_EXERCISE INSTRUCTIONS_:
Search the listing for the string "name" and copy every line that contains it.
** Start DATA RECORDS **
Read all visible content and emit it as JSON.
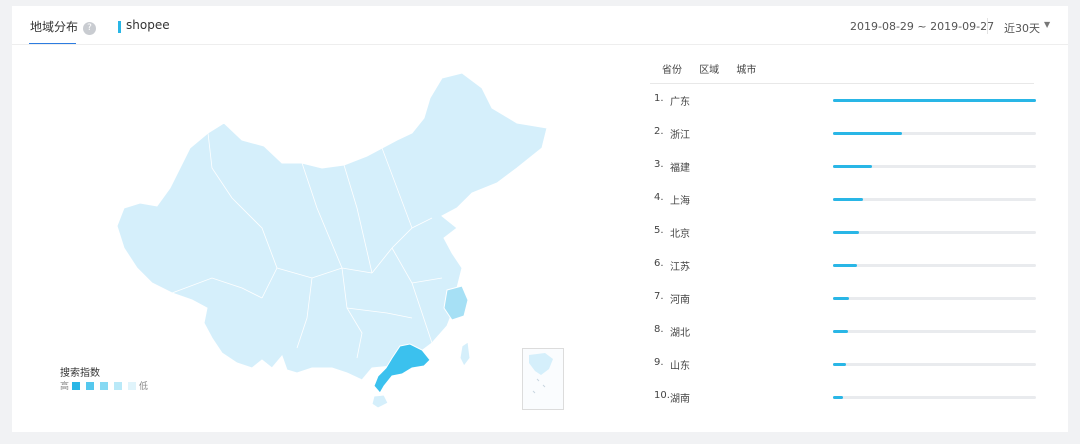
{
  "header": {
    "tab_active": "地域分布",
    "help_icon": "?",
    "keyword": "shopee",
    "date_range": "2019-08-29 ~ 2019-09-27",
    "period": "近30天",
    "caret": "▼"
  },
  "map": {
    "legend_title": "搜索指数",
    "legend_high": "高",
    "legend_low": "低",
    "legend_colors": [
      "#29b6e6",
      "#55c8ee",
      "#86d9f3",
      "#b9e9f8",
      "#e0f4fb"
    ],
    "base_color": "#d5effb",
    "highlight_color": "#3bc1ee",
    "mid_color": "#a6e0f5",
    "inset_text": "南海诸岛"
  },
  "ranking": {
    "tabs": [
      "省份",
      "区域",
      "城市"
    ],
    "bar_color": "#29b6e6",
    "items": [
      {
        "rank": "1.",
        "name": "广东",
        "value": 1.0
      },
      {
        "rank": "2.",
        "name": "浙江",
        "value": 0.34
      },
      {
        "rank": "3.",
        "name": "福建",
        "value": 0.19
      },
      {
        "rank": "4.",
        "name": "上海",
        "value": 0.15
      },
      {
        "rank": "5.",
        "name": "北京",
        "value": 0.13
      },
      {
        "rank": "6.",
        "name": "江苏",
        "value": 0.12
      },
      {
        "rank": "7.",
        "name": "河南",
        "value": 0.08
      },
      {
        "rank": "8.",
        "name": "湖北",
        "value": 0.075
      },
      {
        "rank": "9.",
        "name": "山东",
        "value": 0.065
      },
      {
        "rank": "10.",
        "name": "湖南",
        "value": 0.05
      }
    ]
  }
}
** End DATA RECORDS **
_ANSWER FOR THE TASK_:
        "name": "广东",
        "name": "浙江",
        "name": "福建",
        "name": "上海",
        "name": "北京",
        "name": "江苏",
        "name": "河南",
        "name": "湖北",
        "name": "山东",
        "name": "湖南",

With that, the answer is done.